▶ _Exercise description_: Identify all lines in the data containing the string "obtutibus". Copy them out.

┏━━

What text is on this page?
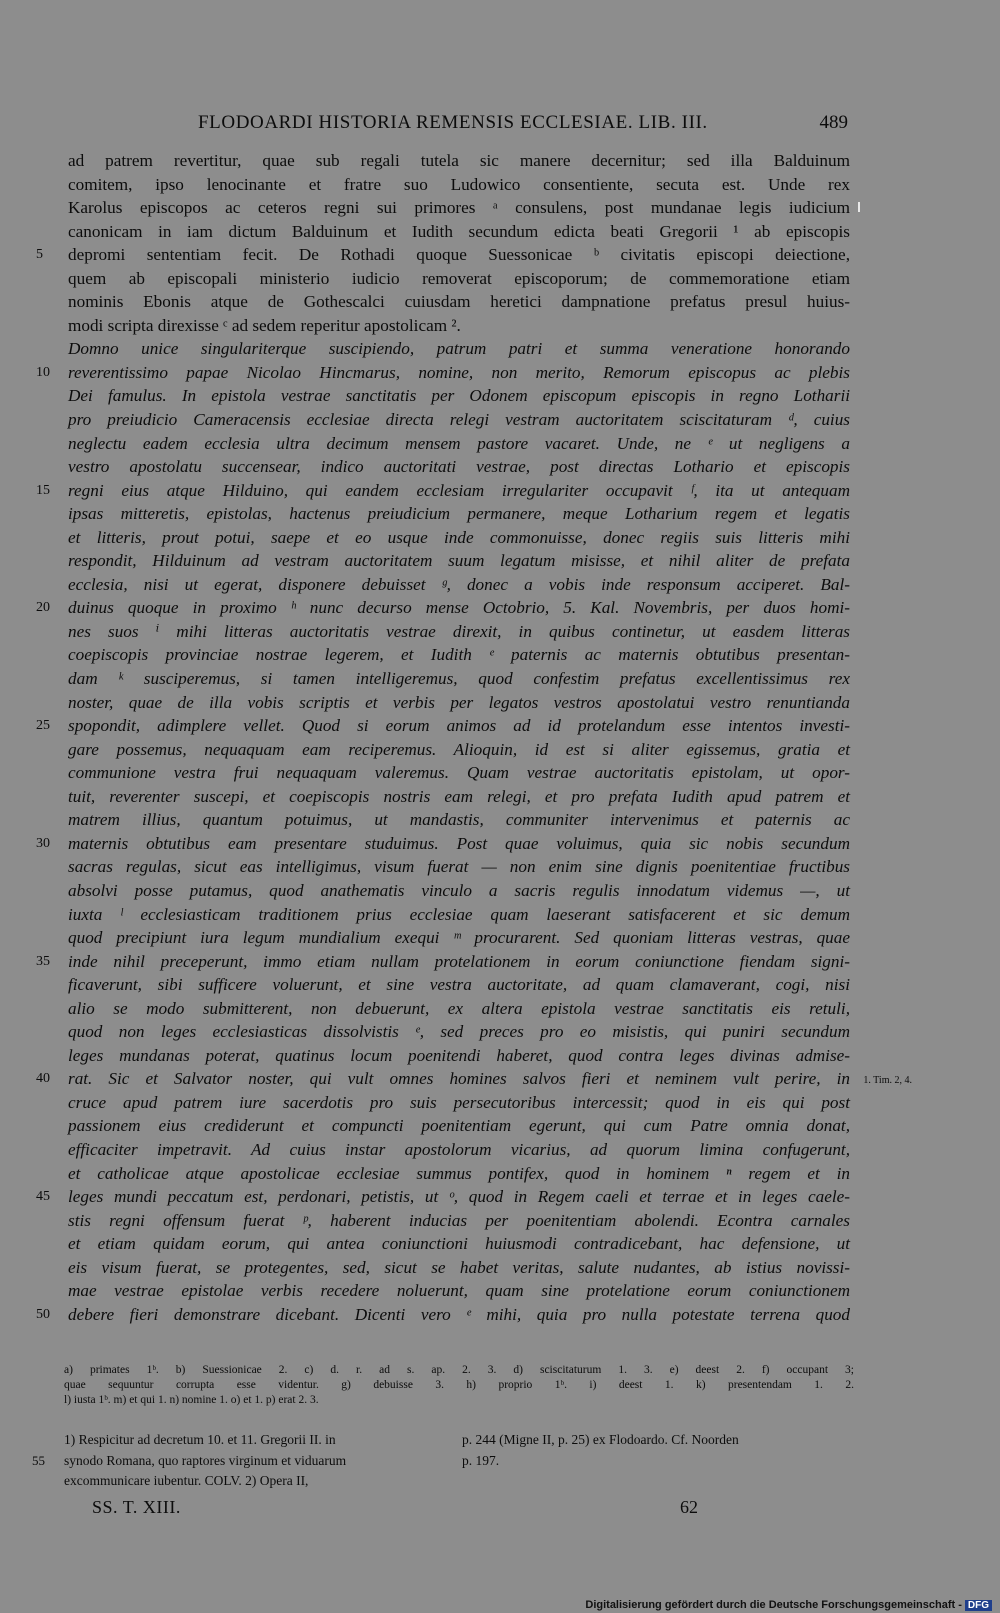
FLODOARDI HISTORIA REMENSIS ECCLESIAE. LIB. III.	489
ad patrem revertitur, quae sub regali tutela sic manere decernitur; sed illa Balduinum
comitem, ipso lenocinante et fratre suo Ludowico consentiente, secuta est. Unde rex
Karolus episcopos ac ceteros regni sui primores ᵃ consulens, post mundanae legis iudicium
canonicam in iam dictum Balduinum et Iudith secundum edicta beati Gregorii ¹ ab episcopis
5 depromi sententiam fecit. De Rothadi quoque Suessonicae ᵇ civitatis episcopi deiectione,
quem ab episcopali ministerio iudicio removerat episcoporum; de commemoratione etiam
nominis Ebonis atque de Gothescalci cuiusdam heretici dampnatione prefatus presul huius-
modi scripta direxisse ᶜ ad sedem reperitur apostolicam ².
Domno unice singulariterque suscipiendo, patrum patri et summa veneratione honorando
10 reverentissimo papae Nicolao Hincmarus, nomine, non merito, Remorum episcopus ac plebis
Dei famulus. In epistola vestrae sanctitatis per Odonem episcopum episcopis in regno Lotharii
pro preiudicio Cameracensis ecclesiae directa relegi vestram auctoritatem sciscitaturam ᵈ, cuius
neglectu eadem ecclesia ultra decimum mensem pastore vacaret. Unde, ne ᵉ ut negligens a
vestro apostolatu succensear, indico auctoritati vestrae, post directas Lothario et episcopis
15 regni eius atque Hilduino, qui eandem ecclesiam irregulariter occupavit ᶠ, ita ut antequam
ipsas mitteretis, epistolas, hactenus preiudicium permanere, meque Lotharium regem et legatis
et litteris, prout potui, saepe et eo usque inde commonuisse, donec regiis suis litteris mihi
respondit, Hilduinum ad vestram auctoritatem suum legatum misisse, et nihil aliter de prefata
ecclesia, nisi ut egerat, disponere debuisset ᵍ, donec a vobis inde responsum acciperet. Bal-
20 duinus quoque in proximo ʰ nunc decurso mense Octobrio, 5. Kal. Novembris, per duos homi-
nes suos ⁱ mihi litteras auctoritatis vestrae direxit, in quibus continetur, ut easdem litteras
coepiscopis provinciae nostrae legerem, et Iudith ᵉ paternis ac maternis obtutibus presentan-
dam ᵏ susciperemus, si tamen intelligeremus, quod confestim prefatus excellentissimus rex
noster, quae de illa vobis scriptis et verbis per legatos vestros apostolatui vestro renuntianda
25 spopondit, adimplere vellet. Quod si eorum animos ad id protelandum esse intentos investi-
gare possemus, nequaquam eam reciperemus. Alioquin, id est si aliter egissemus, gratia et
communione vestra frui nequaquam valeremus. Quam vestrae auctoritatis epistolam, ut opor-
tuit, reverenter suscepi, et coepiscopis nostris eam relegi, et pro prefata Iudith apud patrem et
matrem illius, quantum potuimus, ut mandastis, communiter intervenimus et paternis ac
30 maternis obtutibus eam presentare studuimus. Post quae voluimus, quia sic nobis secundum
sacras regulas, sicut eas intelligimus, visum fuerat — non enim sine dignis poenitentiae fructibus
absolvi posse putamus, quod anathematis vinculo a sacris regulis innodatum videmus —, ut
iuxta ˡ ecclesiasticam traditionem prius ecclesiae quam laeserant satisfacerent et sic demum
quod precipiunt iura legum mundialium exequi ᵐ procurarent. Sed quoniam litteras vestras, quae
35 inde nihil preceperunt, immo etiam nullam protelationem in eorum coniunctione fiendam signi-
ficaverunt, sibi sufficere voluerunt, et sine vestra auctoritate, ad quam clamaverant, cogi, nisi
alio se modo submitterent, non debuerunt, ex altera epistola vestrae sanctitatis eis retuli,
quod non leges ecclesiasticas dissolvistis ᵉ, sed preces pro eo misistis, qui puniri secundum
leges mundanas poterat, quatinus locum poenitendi haberet, quod contra leges divinas admise-
40 rat. Sic et Salvator noster, qui vult omnes homines salvos fieri et neminem vult perire, in 1. Tim. 2, 4.
cruce apud patrem iure sacerdotis pro suis persecutoribus intercessit; quod in eis qui post
passionem eius crediderunt et compuncti poenitentiam egerunt, qui cum Patre omnia donat,
efficaciter impetravit. Ad cuius instar apostolorum vicarius, ad quorum limina confugerunt,
et catholicae atque apostolicae ecclesiae summus pontifex, quod in hominem ⁿ regem et in
45 leges mundi peccatum est, perdonari, petistis, ut ᵒ, quod in Regem caeli et terrae et in leges caele-
stis regni offensum fuerat ᵖ, haberent inducias per poenitentiam abolendi. Econtra carnales
et etiam quidam eorum, qui antea coniunctioni huiusmodi contradicebant, hac defensione, ut
eis visum fuerat, se protegentes, sed, sicut se habet veritas, salute nudantes, ab istius novissi-
mae vestrae epistolae verbis recedere noluerunt, quam sine protelatione eorum coniunctionem
50 debere fieri demonstrare dicebant. Dicenti vero ᵉ mihi, quia pro nulla potestate terrena quod
a) primates 1ᵇ. b) Suessionicae 2. c) d. r. ad s. ap. 2. 3. d) sciscitaturum 1. 3. e) deest 2. f) occupant 3;
quae sequuntur corrupta esse videntur. g) debuisse 3. h) proprio 1ᵇ. i) deest 1. k) presentendam 1. 2.
l) iusta 1ᵇ. m) et qui 1. n) nomine 1. o) et 1. p) erat 2. 3.
1) Respicitur ad decretum 10. et 11. Gregorii II. in
55 synodo Romana, quo raptores virginum et viduarum
excommunicare iubentur. COLV. 2) Opera II,
p. 244 (Migne II, p. 25) ex Flodoardo. Cf. Noorden
p. 197.
SS. T. XIII.	62
Digitalisierung gefördert durch die Deutsche Forschungsgemeinschaft - DFG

┗━━

▶ _Task solution_:
coepiscopis provinciae nostrae legerem, et Iudith ᵉ paternis ac maternis obtutibus presentan-
30 maternis obtutibus eam presentare studuimus. Post quae voluimus, quia sic nobis secundum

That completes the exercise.